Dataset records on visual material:
[start]
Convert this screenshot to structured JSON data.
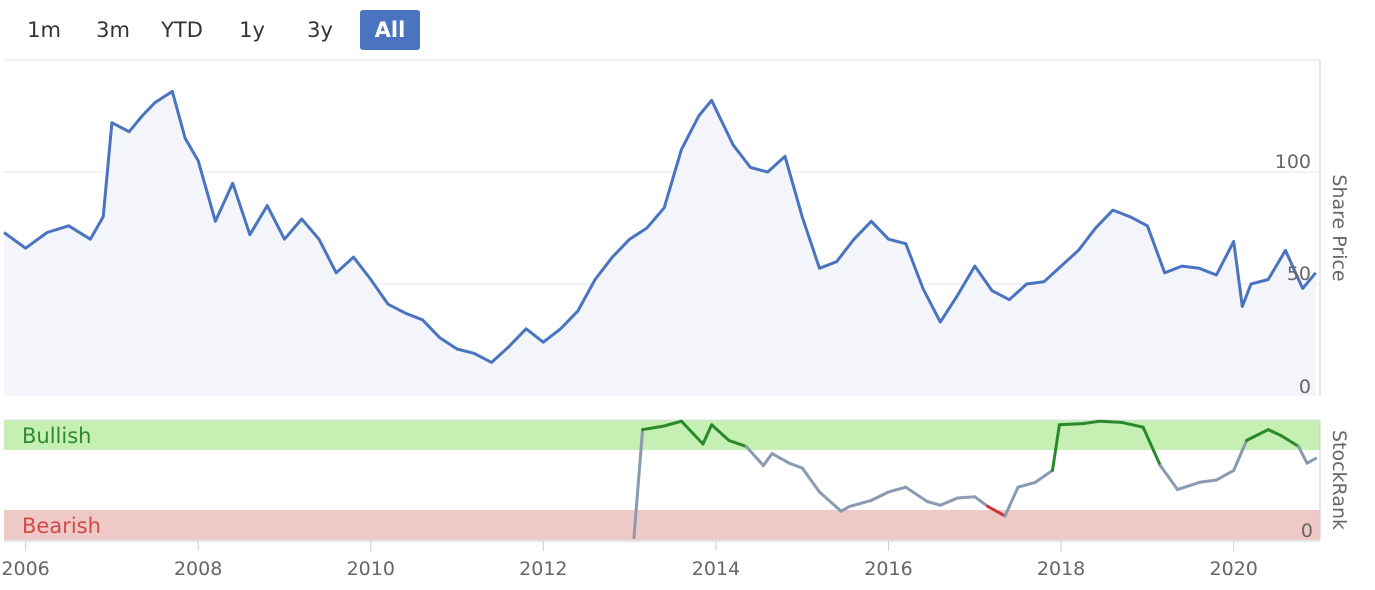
{
  "range_selector": {
    "buttons": [
      "1m",
      "3m",
      "YTD",
      "1y",
      "3y",
      "All"
    ],
    "active": "All",
    "active_color": "#4a74c0"
  },
  "colors": {
    "price_line": "#4a74c0",
    "price_fill": "#f3f5fb",
    "bullish_band": "#c5efb3",
    "bearish_band": "#efc9c5",
    "bullish_text": "#2f8a2f",
    "bearish_text": "#d04a4a",
    "rank_neutral": "#8a9ab0",
    "rank_bullish": "#2a8a2a",
    "rank_bearish": "#cc3333",
    "grid": "#e4e7ee",
    "axis_text": "#666666"
  },
  "chart_data": [
    {
      "type": "line",
      "name": "price",
      "ylabel": "Share Price",
      "y_ticks": [
        0,
        50,
        100
      ],
      "ylim": [
        0,
        150
      ],
      "grid": true,
      "x": [
        2005.75,
        2006.0,
        2006.25,
        2006.5,
        2006.75,
        2006.9,
        2007.0,
        2007.2,
        2007.35,
        2007.5,
        2007.7,
        2007.85,
        2008.0,
        2008.2,
        2008.4,
        2008.6,
        2008.8,
        2009.0,
        2009.2,
        2009.4,
        2009.6,
        2009.8,
        2010.0,
        2010.2,
        2010.4,
        2010.6,
        2010.8,
        2011.0,
        2011.2,
        2011.4,
        2011.6,
        2011.8,
        2012.0,
        2012.2,
        2012.4,
        2012.6,
        2012.8,
        2013.0,
        2013.2,
        2013.4,
        2013.6,
        2013.8,
        2013.95,
        2014.2,
        2014.4,
        2014.6,
        2014.8,
        2015.0,
        2015.2,
        2015.4,
        2015.6,
        2015.8,
        2016.0,
        2016.2,
        2016.4,
        2016.6,
        2016.8,
        2017.0,
        2017.2,
        2017.4,
        2017.6,
        2017.8,
        2018.0,
        2018.2,
        2018.4,
        2018.6,
        2018.8,
        2019.0,
        2019.2,
        2019.4,
        2019.6,
        2019.8,
        2020.0,
        2020.1,
        2020.2,
        2020.4,
        2020.6,
        2020.8,
        2020.95
      ],
      "y": [
        73,
        66,
        73,
        76,
        70,
        80,
        122,
        118,
        125,
        131,
        136,
        115,
        105,
        78,
        95,
        72,
        85,
        70,
        79,
        70,
        55,
        62,
        52,
        41,
        37,
        34,
        26,
        21,
        19,
        15,
        22,
        30,
        24,
        30,
        38,
        52,
        62,
        70,
        75,
        84,
        110,
        125,
        132,
        112,
        102,
        100,
        107,
        80,
        57,
        60,
        70,
        78,
        70,
        68,
        48,
        33,
        45,
        58,
        47,
        43,
        50,
        51,
        58,
        65,
        75,
        83,
        80,
        76,
        55,
        58,
        57,
        54,
        69,
        40,
        50,
        52,
        65,
        48,
        55
      ]
    },
    {
      "type": "line",
      "name": "stockrank",
      "ylabel": "StockRank",
      "y_ticks": [
        0
      ],
      "ylim": [
        0,
        100
      ],
      "bands": [
        {
          "label": "Bullish",
          "from": 75,
          "to": 100
        },
        {
          "label": "Bearish",
          "from": 0,
          "to": 25
        }
      ],
      "x": [
        2013.05,
        2013.15,
        2013.4,
        2013.6,
        2013.85,
        2013.95,
        2014.15,
        2014.35,
        2014.55,
        2014.65,
        2014.85,
        2015.0,
        2015.2,
        2015.45,
        2015.55,
        2015.8,
        2016.0,
        2016.2,
        2016.45,
        2016.6,
        2016.8,
        2017.0,
        2017.15,
        2017.35,
        2017.5,
        2017.7,
        2017.9,
        2017.98,
        2018.25,
        2018.45,
        2018.7,
        2018.95,
        2019.15,
        2019.35,
        2019.6,
        2019.8,
        2020.0,
        2020.15,
        2020.4,
        2020.55,
        2020.75,
        2020.85,
        2020.95
      ],
      "y": [
        2,
        92,
        95,
        99,
        80,
        96,
        83,
        78,
        62,
        72,
        64,
        60,
        40,
        24,
        28,
        33,
        40,
        44,
        32,
        29,
        35,
        36,
        28,
        20,
        44,
        48,
        58,
        96,
        97,
        99,
        98,
        94,
        62,
        42,
        48,
        50,
        58,
        83,
        92,
        87,
        78,
        64,
        68
      ]
    },
    {
      "type": "axis",
      "name": "time_axis",
      "x_ticks": [
        2006,
        2008,
        2010,
        2012,
        2014,
        2016,
        2018,
        2020
      ],
      "xlim": [
        2005.75,
        2021.0
      ]
    }
  ]
}
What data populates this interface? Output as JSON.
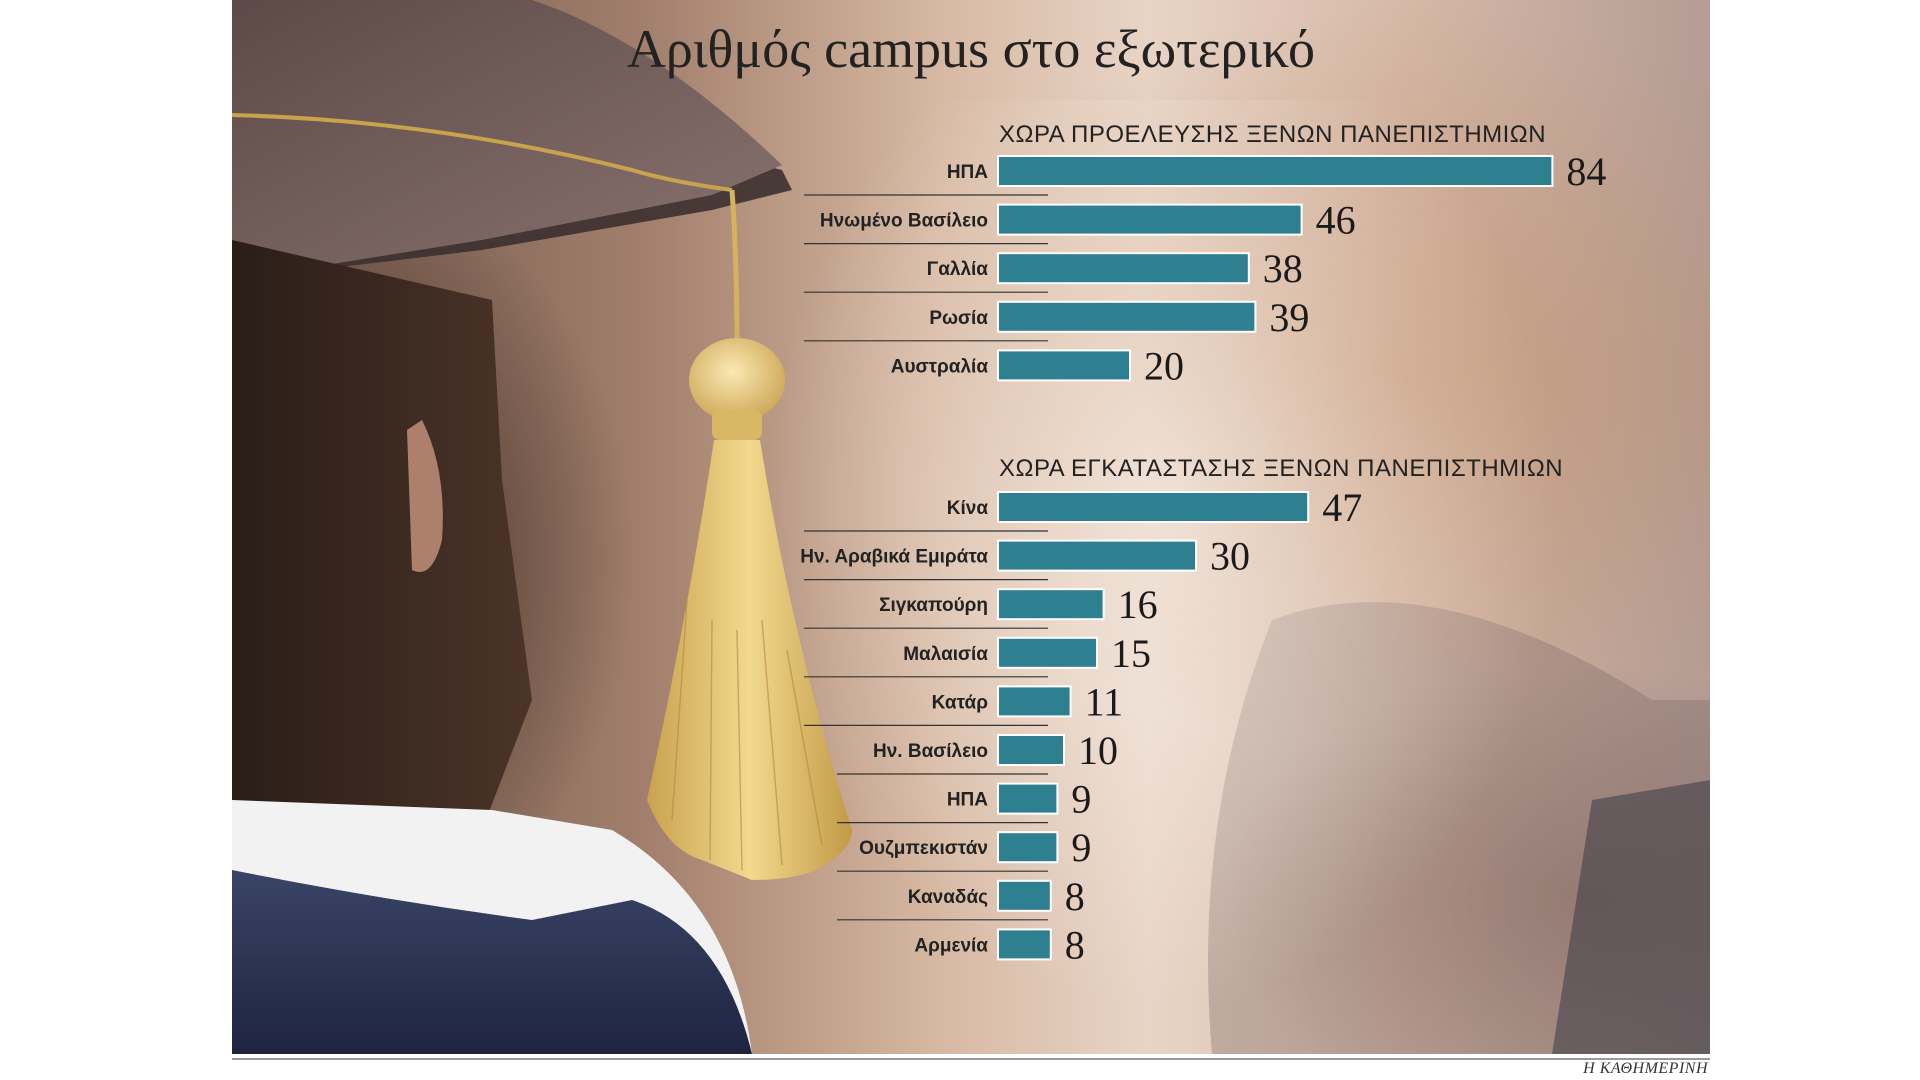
{
  "chart_data": [
    {
      "type": "bar",
      "orientation": "horizontal",
      "title": "Αριθμός campus στο εξωτερικό",
      "subtitle": "ΧΩΡΑ ΠΡΟΕΛΕΥΣΗΣ ΞΕΝΩΝ ΠΑΝΕΠΙΣΤΗΜΙΩΝ",
      "categories": [
        "ΗΠΑ",
        "Ηνωμένο Βασίλειο",
        "Γαλλία",
        "Ρωσία",
        "Αυστραλία"
      ],
      "values": [
        84,
        46,
        38,
        39,
        20
      ],
      "bar_color": "#2e7f8f",
      "data_labels": true,
      "grid": false,
      "legend": "none"
    },
    {
      "type": "bar",
      "orientation": "horizontal",
      "subtitle": "ΧΩΡΑ ΕΓΚΑΤΑΣΤΑΣΗΣ ΞΕΝΩΝ ΠΑΝΕΠΙΣΤΗΜΙΩΝ",
      "categories": [
        "Κίνα",
        "Ην. Αραβικά Εμιράτα",
        "Σιγκαπούρη",
        "Μαλαισία",
        "Κατάρ",
        "Ην. Βασίλειο",
        "ΗΠΑ",
        "Ουζμπεκιστάν",
        "Καναδάς",
        "Αρμενία"
      ],
      "values": [
        47,
        30,
        16,
        15,
        11,
        10,
        9,
        9,
        8,
        8
      ],
      "bar_color": "#2e7f8f",
      "data_labels": true,
      "grid": false,
      "legend": "none"
    }
  ],
  "credit": "Η ΚΑΘΗΜΕΡΙΝΗ"
}
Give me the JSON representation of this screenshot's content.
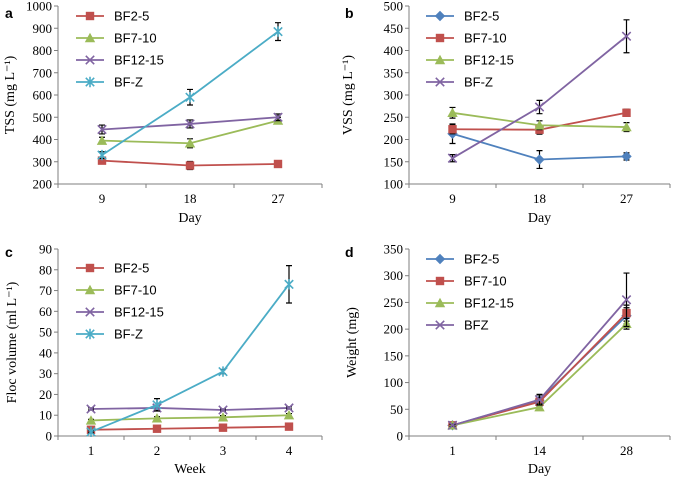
{
  "chart_data": [
    {
      "type": "line",
      "panel_label": "a",
      "categories": [
        "9",
        "18",
        "27"
      ],
      "xlabel": "Day",
      "ylabel": "TSS (mg L⁻¹)",
      "ylim": [
        200,
        1000
      ],
      "yticks": [
        "200",
        "300",
        "400",
        "500",
        "600",
        "700",
        "800",
        "900",
        "1000"
      ],
      "legend_position": "top-left",
      "series": [
        {
          "name": "BF2-5",
          "color": "#c0504d",
          "marker": "square",
          "values": [
            305,
            283,
            290
          ],
          "errors": [
            10,
            18,
            12
          ]
        },
        {
          "name": "BF7-10",
          "color": "#9bbb59",
          "marker": "triangle",
          "values": [
            395,
            383,
            485
          ],
          "errors": [
            15,
            20,
            15
          ]
        },
        {
          "name": "BF12-15",
          "color": "#8064a2",
          "marker": "x",
          "values": [
            445,
            470,
            500
          ],
          "errors": [
            20,
            18,
            15
          ]
        },
        {
          "name": "BF-Z",
          "color": "#4bacc6",
          "marker": "star",
          "values": [
            330,
            590,
            885
          ],
          "errors": [
            15,
            35,
            40
          ]
        }
      ]
    },
    {
      "type": "line",
      "panel_label": "b",
      "categories": [
        "9",
        "18",
        "27"
      ],
      "xlabel": "Day",
      "ylabel": "VSS (mg L⁻¹)",
      "ylim": [
        100,
        500
      ],
      "yticks": [
        "100",
        "150",
        "200",
        "250",
        "300",
        "350",
        "400",
        "450",
        "500"
      ],
      "legend_position": "top-left",
      "series": [
        {
          "name": "BF2-5",
          "color": "#4f81bd",
          "marker": "diamond",
          "values": [
            213,
            155,
            162
          ],
          "errors": [
            22,
            20,
            8
          ]
        },
        {
          "name": "BF7-10",
          "color": "#c0504d",
          "marker": "square",
          "values": [
            223,
            222,
            260
          ],
          "errors": [
            10,
            10,
            8
          ]
        },
        {
          "name": "BF12-15",
          "color": "#9bbb59",
          "marker": "triangle",
          "values": [
            260,
            232,
            228
          ],
          "errors": [
            12,
            10,
            10
          ]
        },
        {
          "name": "BF-Z",
          "color": "#8064a2",
          "marker": "x",
          "values": [
            158,
            273,
            432
          ],
          "errors": [
            8,
            15,
            37
          ]
        }
      ]
    },
    {
      "type": "line",
      "panel_label": "c",
      "categories": [
        "1",
        "2",
        "3",
        "4"
      ],
      "xlabel": "Week",
      "ylabel": "Floc volume (ml L⁻¹)",
      "ylim": [
        0,
        90
      ],
      "yticks": [
        "0",
        "10",
        "20",
        "30",
        "40",
        "50",
        "60",
        "70",
        "80",
        "90"
      ],
      "legend_position": "top-left",
      "series": [
        {
          "name": "BF2-5",
          "color": "#c0504d",
          "marker": "square",
          "values": [
            3,
            3.5,
            4,
            4.5
          ],
          "errors": [
            0.5,
            0.5,
            0.5,
            0.5
          ]
        },
        {
          "name": "BF7-10",
          "color": "#9bbb59",
          "marker": "triangle",
          "values": [
            7.5,
            8.5,
            9,
            10
          ],
          "errors": [
            0.5,
            0.8,
            0.8,
            0.8
          ]
        },
        {
          "name": "BF12-15",
          "color": "#8064a2",
          "marker": "x",
          "values": [
            13,
            13.5,
            12.5,
            13.5
          ],
          "errors": [
            0.5,
            1,
            0.5,
            0.5
          ]
        },
        {
          "name": "BF-Z",
          "color": "#4bacc6",
          "marker": "star",
          "values": [
            2,
            15,
            31,
            73
          ],
          "errors": [
            0.5,
            3,
            1,
            9
          ]
        }
      ]
    },
    {
      "type": "line",
      "panel_label": "d",
      "categories": [
        "1",
        "14",
        "28"
      ],
      "xlabel": "Day",
      "ylabel": "Weight (mg)",
      "ylim": [
        0,
        350
      ],
      "yticks": [
        "0",
        "50",
        "100",
        "150",
        "200",
        "250",
        "300",
        "350"
      ],
      "legend_position": "top-left",
      "series": [
        {
          "name": "BF2-5",
          "color": "#4f81bd",
          "marker": "diamond",
          "values": [
            20,
            67,
            225
          ],
          "errors": [
            2,
            10,
            15
          ]
        },
        {
          "name": "BF7-10",
          "color": "#c0504d",
          "marker": "square",
          "values": [
            20,
            64,
            230
          ],
          "errors": [
            2,
            8,
            15
          ]
        },
        {
          "name": "BF12-15",
          "color": "#9bbb59",
          "marker": "triangle",
          "values": [
            20,
            54,
            210
          ],
          "errors": [
            2,
            6,
            10
          ]
        },
        {
          "name": "BFZ",
          "color": "#8064a2",
          "marker": "x",
          "values": [
            20,
            68,
            255
          ],
          "errors": [
            2,
            10,
            50
          ]
        }
      ]
    }
  ]
}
[end]
Work to be completed: Gather up every line from the listing above in which the word "JSON" occurs.

Response to this task:
Convert this screenshot to structured JSON data.
What data populates this interface? Output as JSON.
Give me the JSON representation of this screenshot's content.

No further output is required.